▶ _Element and region data_
______________________________

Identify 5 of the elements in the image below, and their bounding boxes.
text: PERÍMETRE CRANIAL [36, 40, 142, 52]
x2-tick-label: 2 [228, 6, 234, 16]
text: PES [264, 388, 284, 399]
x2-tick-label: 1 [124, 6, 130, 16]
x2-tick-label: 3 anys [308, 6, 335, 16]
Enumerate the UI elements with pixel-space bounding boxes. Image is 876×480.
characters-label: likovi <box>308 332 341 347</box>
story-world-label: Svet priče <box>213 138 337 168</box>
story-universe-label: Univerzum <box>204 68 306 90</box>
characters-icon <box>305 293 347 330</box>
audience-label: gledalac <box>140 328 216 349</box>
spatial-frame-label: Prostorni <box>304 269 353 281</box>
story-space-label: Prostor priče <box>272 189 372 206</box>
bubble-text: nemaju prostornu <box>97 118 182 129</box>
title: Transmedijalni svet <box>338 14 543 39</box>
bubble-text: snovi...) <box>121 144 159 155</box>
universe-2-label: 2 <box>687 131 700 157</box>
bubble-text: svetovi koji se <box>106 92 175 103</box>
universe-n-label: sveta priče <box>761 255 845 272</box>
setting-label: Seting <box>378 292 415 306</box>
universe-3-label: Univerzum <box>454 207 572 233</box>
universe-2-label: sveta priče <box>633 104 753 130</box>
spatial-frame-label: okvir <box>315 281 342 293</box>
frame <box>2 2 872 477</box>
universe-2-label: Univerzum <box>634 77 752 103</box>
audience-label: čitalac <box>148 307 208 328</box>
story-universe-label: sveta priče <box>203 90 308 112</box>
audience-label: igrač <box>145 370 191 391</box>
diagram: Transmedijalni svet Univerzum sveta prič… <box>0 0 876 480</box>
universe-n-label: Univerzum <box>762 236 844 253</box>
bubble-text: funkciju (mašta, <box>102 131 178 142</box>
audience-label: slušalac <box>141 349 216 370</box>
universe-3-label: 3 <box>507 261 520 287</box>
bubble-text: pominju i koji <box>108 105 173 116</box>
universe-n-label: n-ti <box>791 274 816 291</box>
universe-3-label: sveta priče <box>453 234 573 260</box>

______________________________

▶ _Written request_
Give back every line of the records above, unchanged and in the same order.

▶ _Right answer_
Identify 5 of the elements in the image below, and their bounding boxes.
text: PERÍMETRE CRANIAL [36, 40, 142, 52]
x2-tick-label: 2 [228, 6, 234, 16]
text: PES [264, 388, 284, 399]
x2-tick-label: 1 [124, 6, 130, 16]
x2-tick-label: 3 anys [308, 6, 335, 16]
Enumerate the UI elements with pixel-space bounding boxes. Image is 876×480.
characters-label: likovi <box>308 332 341 347</box>
story-world-label: Svet priče <box>213 138 337 168</box>
story-universe-label: Univerzum <box>204 68 306 90</box>
characters-icon <box>305 293 347 330</box>
audience-label: gledalac <box>140 328 216 349</box>
spatial-frame-label: Prostorni <box>304 269 353 281</box>
story-space-label: Prostor priče <box>272 189 372 206</box>
bubble-text: nemaju prostornu <box>97 118 182 129</box>
title: Transmedijalni svet <box>338 14 543 39</box>
bubble-text: snovi...) <box>121 144 159 155</box>
universe-2-label: 2 <box>687 131 700 157</box>
bubble-text: svetovi koji se <box>106 92 175 103</box>
universe-n-label: sveta priče <box>761 255 845 272</box>
setting-label: Seting <box>378 292 415 306</box>
universe-3-label: Univerzum <box>454 207 572 233</box>
universe-2-label: sveta priče <box>633 104 753 130</box>
spatial-frame-label: okvir <box>315 281 342 293</box>
frame <box>2 2 872 477</box>
universe-2-label: Univerzum <box>634 77 752 103</box>
audience-label: čitalac <box>148 307 208 328</box>
story-universe-label: sveta priče <box>203 90 308 112</box>
audience-label: igrač <box>145 370 191 391</box>
diagram: Transmedijalni svet Univerzum sveta prič… <box>0 0 876 480</box>
universe-n-label: Univerzum <box>762 236 844 253</box>
bubble-text: funkciju (mašta, <box>102 131 178 142</box>
audience-label: slušalac <box>141 349 216 370</box>
universe-3-label: 3 <box>507 261 520 287</box>
bubble-text: pominju i koji <box>108 105 173 116</box>
universe-n-label: n-ti <box>791 274 816 291</box>
universe-3-label: sveta priče <box>453 234 573 260</box>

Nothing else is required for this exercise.